Wherever the word "sudbine" appears in a line, extract that line.

* Start DATA EXTRACT *

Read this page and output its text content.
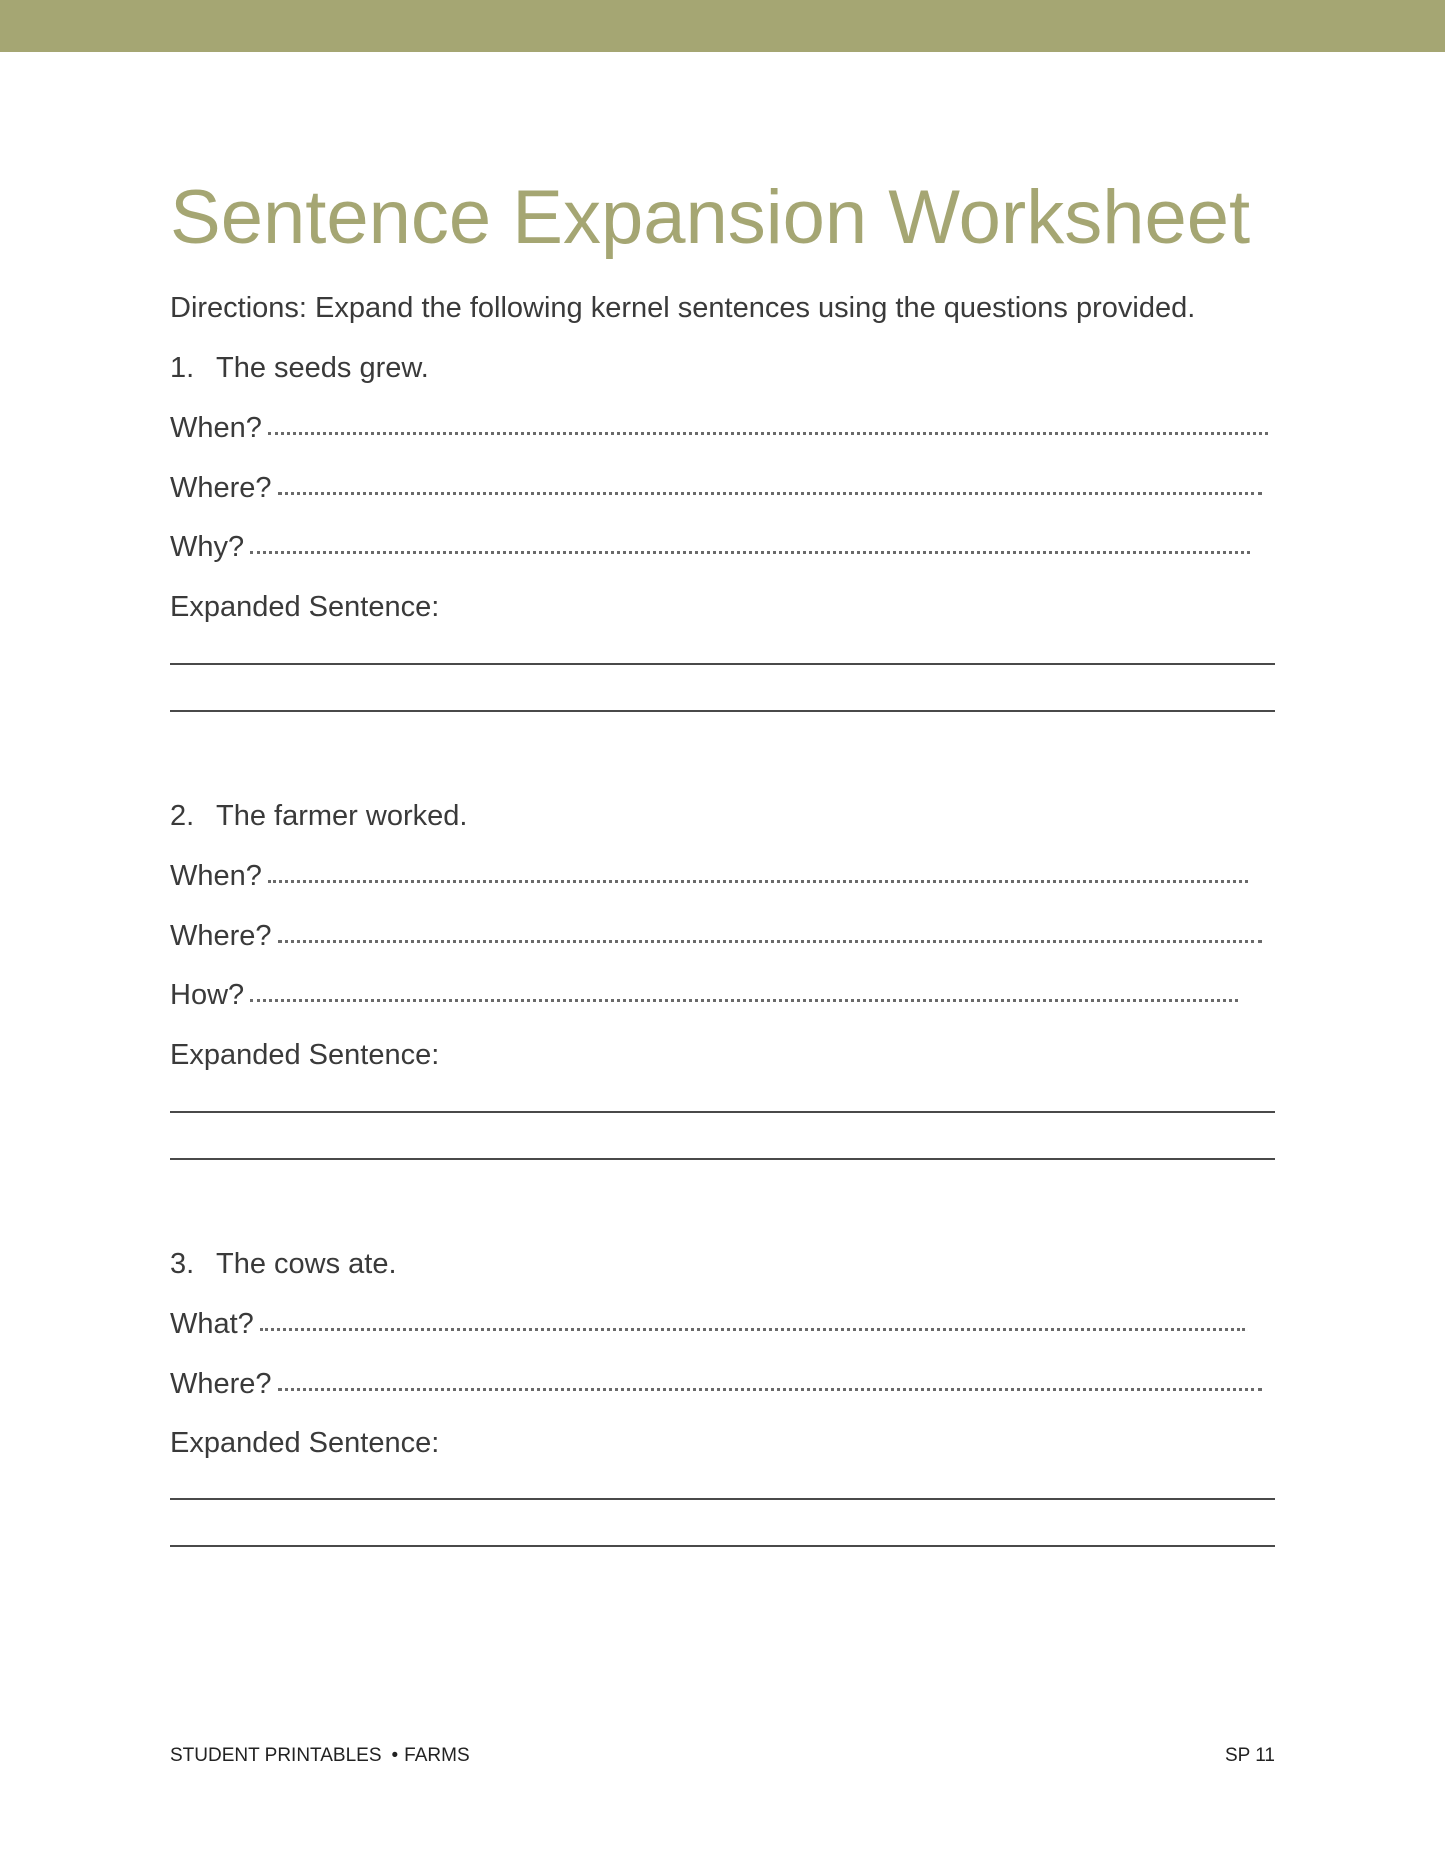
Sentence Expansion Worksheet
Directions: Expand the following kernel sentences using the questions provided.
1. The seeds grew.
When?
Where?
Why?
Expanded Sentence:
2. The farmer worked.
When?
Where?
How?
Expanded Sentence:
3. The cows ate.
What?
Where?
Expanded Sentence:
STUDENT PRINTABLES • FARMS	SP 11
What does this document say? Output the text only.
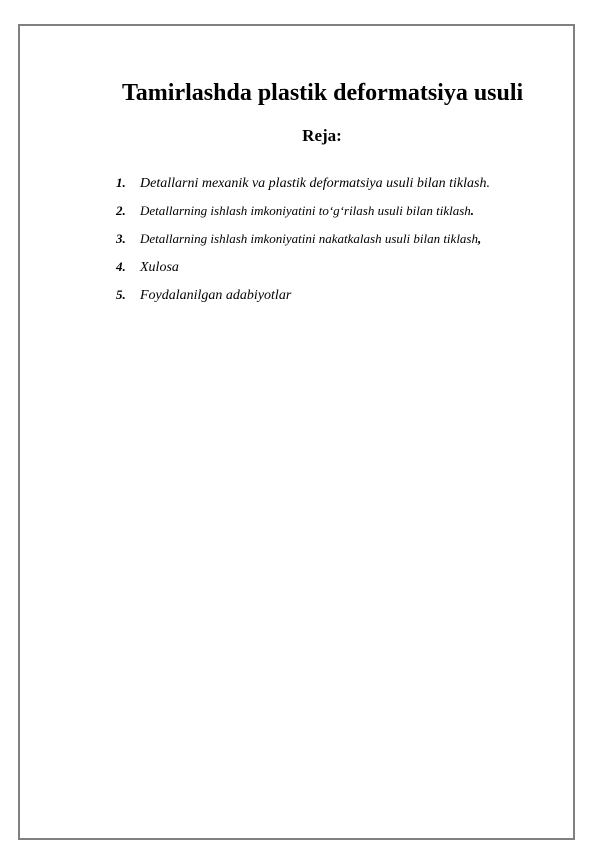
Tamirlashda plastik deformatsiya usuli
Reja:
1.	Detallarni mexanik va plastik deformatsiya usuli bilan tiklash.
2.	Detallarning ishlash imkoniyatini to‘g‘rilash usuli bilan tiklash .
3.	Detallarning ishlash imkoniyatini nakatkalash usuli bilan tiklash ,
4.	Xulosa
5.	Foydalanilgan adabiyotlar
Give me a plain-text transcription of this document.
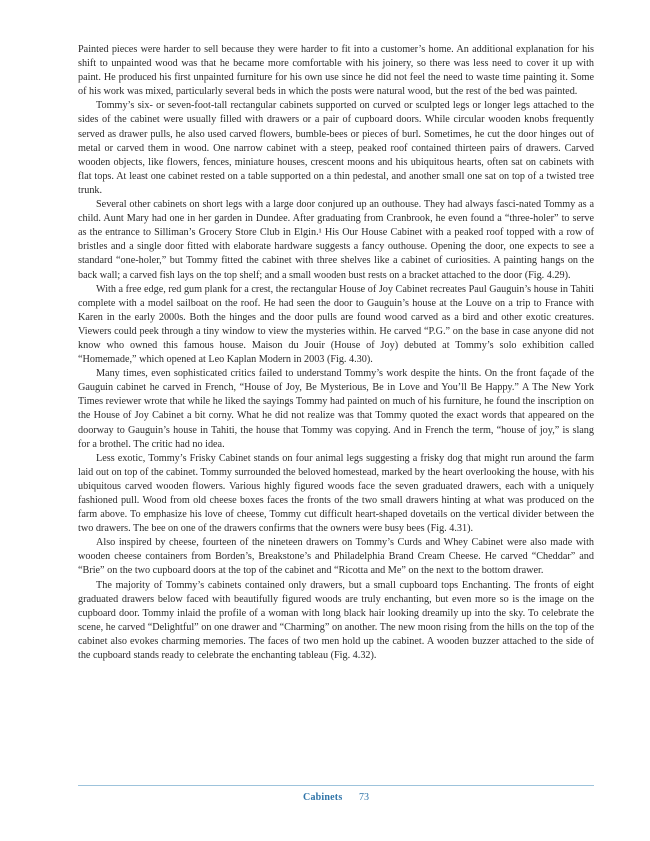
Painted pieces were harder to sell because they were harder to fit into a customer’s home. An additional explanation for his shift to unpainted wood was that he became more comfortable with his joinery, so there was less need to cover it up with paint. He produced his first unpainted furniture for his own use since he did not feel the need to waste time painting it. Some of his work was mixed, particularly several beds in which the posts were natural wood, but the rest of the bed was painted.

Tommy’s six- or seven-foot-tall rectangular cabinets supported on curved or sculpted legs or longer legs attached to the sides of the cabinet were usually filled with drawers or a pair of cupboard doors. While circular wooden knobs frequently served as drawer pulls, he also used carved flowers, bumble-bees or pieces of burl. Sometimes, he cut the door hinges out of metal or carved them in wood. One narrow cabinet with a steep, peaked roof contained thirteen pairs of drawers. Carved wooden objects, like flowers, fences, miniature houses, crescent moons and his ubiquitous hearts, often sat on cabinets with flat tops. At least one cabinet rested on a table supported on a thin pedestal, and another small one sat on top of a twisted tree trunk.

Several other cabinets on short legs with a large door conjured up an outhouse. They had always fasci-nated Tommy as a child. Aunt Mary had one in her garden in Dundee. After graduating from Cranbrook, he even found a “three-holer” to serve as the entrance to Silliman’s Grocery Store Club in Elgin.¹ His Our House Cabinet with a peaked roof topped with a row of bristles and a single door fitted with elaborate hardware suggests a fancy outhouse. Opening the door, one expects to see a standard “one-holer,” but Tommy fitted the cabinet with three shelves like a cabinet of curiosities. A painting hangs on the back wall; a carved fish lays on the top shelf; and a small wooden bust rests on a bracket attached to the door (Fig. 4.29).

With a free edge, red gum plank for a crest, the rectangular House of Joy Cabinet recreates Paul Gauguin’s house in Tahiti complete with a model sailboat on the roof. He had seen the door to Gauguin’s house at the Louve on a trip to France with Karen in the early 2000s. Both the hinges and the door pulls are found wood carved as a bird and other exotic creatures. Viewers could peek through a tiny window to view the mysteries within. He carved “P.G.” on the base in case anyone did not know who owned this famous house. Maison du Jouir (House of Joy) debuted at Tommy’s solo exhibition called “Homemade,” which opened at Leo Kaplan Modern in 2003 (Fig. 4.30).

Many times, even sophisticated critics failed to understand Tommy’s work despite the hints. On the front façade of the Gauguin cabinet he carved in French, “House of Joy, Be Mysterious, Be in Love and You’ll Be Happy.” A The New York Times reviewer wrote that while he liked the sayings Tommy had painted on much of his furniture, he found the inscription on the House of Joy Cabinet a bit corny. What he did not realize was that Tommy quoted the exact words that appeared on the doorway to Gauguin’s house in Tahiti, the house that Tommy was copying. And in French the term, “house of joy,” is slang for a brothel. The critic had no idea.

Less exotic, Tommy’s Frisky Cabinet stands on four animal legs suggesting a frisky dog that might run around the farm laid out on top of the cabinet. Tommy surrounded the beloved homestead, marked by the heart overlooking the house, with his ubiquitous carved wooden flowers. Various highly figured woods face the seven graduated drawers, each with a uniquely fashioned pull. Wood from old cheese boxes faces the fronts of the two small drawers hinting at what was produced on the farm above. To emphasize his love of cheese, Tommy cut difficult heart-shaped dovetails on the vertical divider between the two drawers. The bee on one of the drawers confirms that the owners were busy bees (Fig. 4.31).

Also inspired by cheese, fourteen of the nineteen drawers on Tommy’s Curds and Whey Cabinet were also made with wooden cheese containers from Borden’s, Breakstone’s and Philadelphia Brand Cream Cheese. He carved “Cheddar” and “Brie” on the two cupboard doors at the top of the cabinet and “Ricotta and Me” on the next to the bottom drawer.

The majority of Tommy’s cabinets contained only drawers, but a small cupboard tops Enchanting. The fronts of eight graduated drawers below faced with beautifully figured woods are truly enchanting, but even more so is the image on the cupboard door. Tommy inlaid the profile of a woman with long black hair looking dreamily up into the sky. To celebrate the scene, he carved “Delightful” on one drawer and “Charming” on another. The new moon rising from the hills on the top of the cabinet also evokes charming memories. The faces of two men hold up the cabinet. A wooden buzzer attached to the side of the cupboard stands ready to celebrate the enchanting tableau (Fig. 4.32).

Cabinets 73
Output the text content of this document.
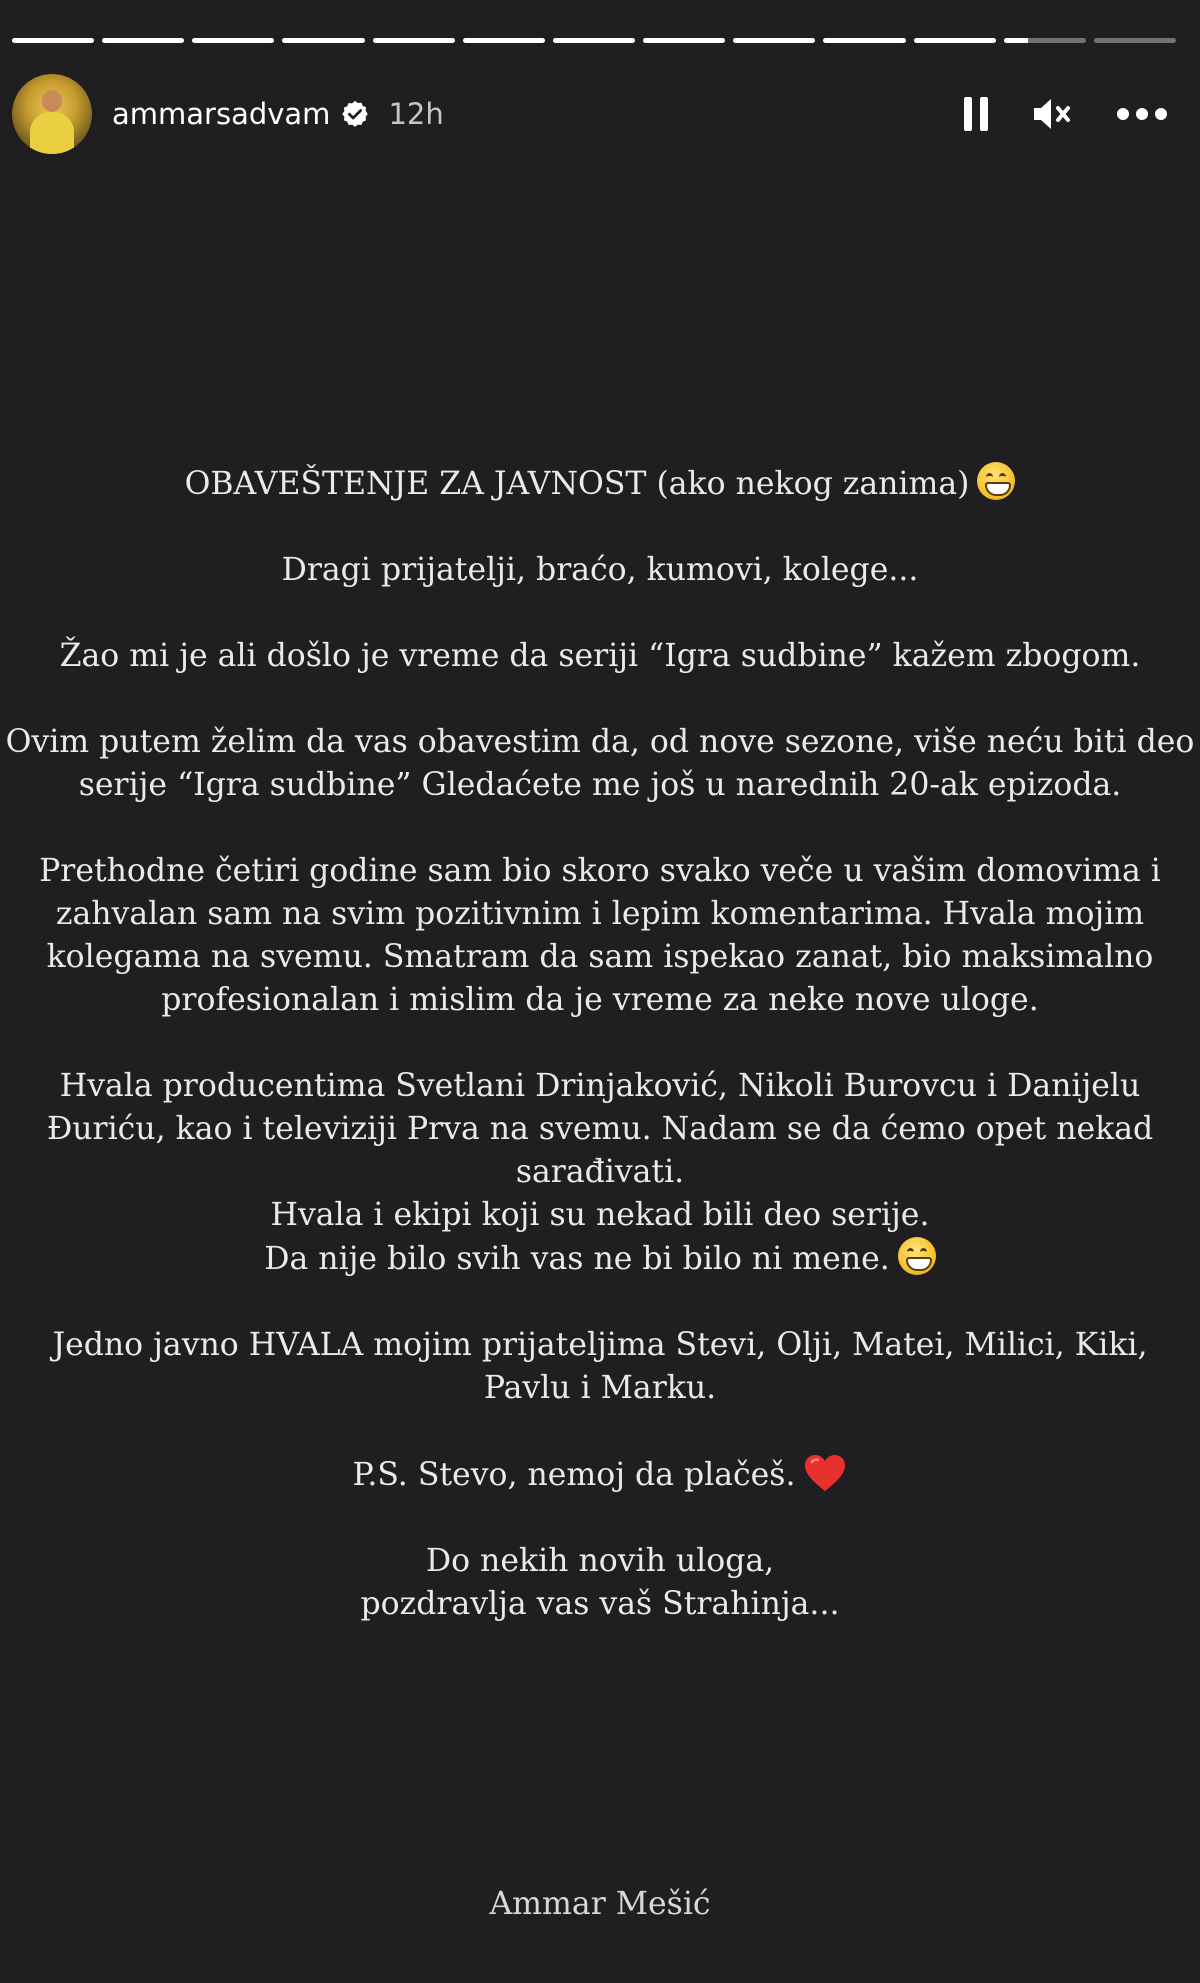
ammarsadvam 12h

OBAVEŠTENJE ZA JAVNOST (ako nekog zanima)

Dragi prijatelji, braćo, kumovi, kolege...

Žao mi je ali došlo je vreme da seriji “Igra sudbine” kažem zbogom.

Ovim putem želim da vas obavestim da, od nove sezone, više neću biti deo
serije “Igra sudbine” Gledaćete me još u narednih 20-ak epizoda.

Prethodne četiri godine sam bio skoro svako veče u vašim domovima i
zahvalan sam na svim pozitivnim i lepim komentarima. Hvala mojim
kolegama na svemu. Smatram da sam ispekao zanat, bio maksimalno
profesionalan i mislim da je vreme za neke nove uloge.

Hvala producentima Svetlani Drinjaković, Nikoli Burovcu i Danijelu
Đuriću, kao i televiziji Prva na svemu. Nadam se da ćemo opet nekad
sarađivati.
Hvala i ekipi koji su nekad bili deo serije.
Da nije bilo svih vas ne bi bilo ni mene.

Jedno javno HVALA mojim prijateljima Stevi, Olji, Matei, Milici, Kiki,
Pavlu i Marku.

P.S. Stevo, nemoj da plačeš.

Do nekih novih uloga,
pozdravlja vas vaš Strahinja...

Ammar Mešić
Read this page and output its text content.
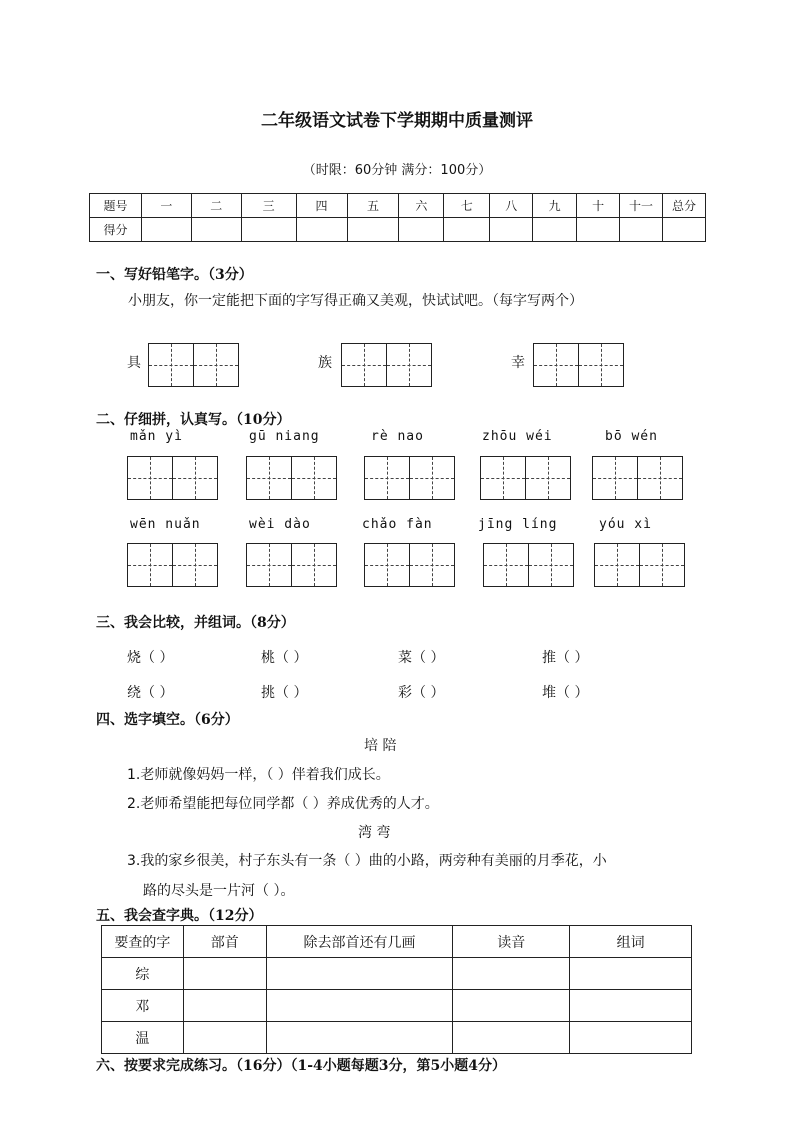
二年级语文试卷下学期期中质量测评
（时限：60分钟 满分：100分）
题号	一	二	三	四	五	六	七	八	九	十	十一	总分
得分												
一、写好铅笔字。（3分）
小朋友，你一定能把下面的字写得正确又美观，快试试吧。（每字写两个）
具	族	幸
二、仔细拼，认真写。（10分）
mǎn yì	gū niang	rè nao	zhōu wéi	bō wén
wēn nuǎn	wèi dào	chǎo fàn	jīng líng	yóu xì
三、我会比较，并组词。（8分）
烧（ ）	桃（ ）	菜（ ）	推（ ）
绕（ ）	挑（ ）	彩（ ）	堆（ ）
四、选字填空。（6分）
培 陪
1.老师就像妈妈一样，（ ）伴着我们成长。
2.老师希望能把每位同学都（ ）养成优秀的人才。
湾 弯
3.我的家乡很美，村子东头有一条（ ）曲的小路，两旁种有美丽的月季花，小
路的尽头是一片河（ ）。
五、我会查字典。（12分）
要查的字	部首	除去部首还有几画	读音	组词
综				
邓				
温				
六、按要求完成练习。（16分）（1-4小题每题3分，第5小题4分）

* End DATA EXTRACT *

:: SOLUTION TO THIS TASK ::
Žao mi je ali došlo je vreme da seriji “Igra sudbine” kažem zbogom.
serije “Igra sudbine” Gledaćete me još u narednih 20-ak epizoda.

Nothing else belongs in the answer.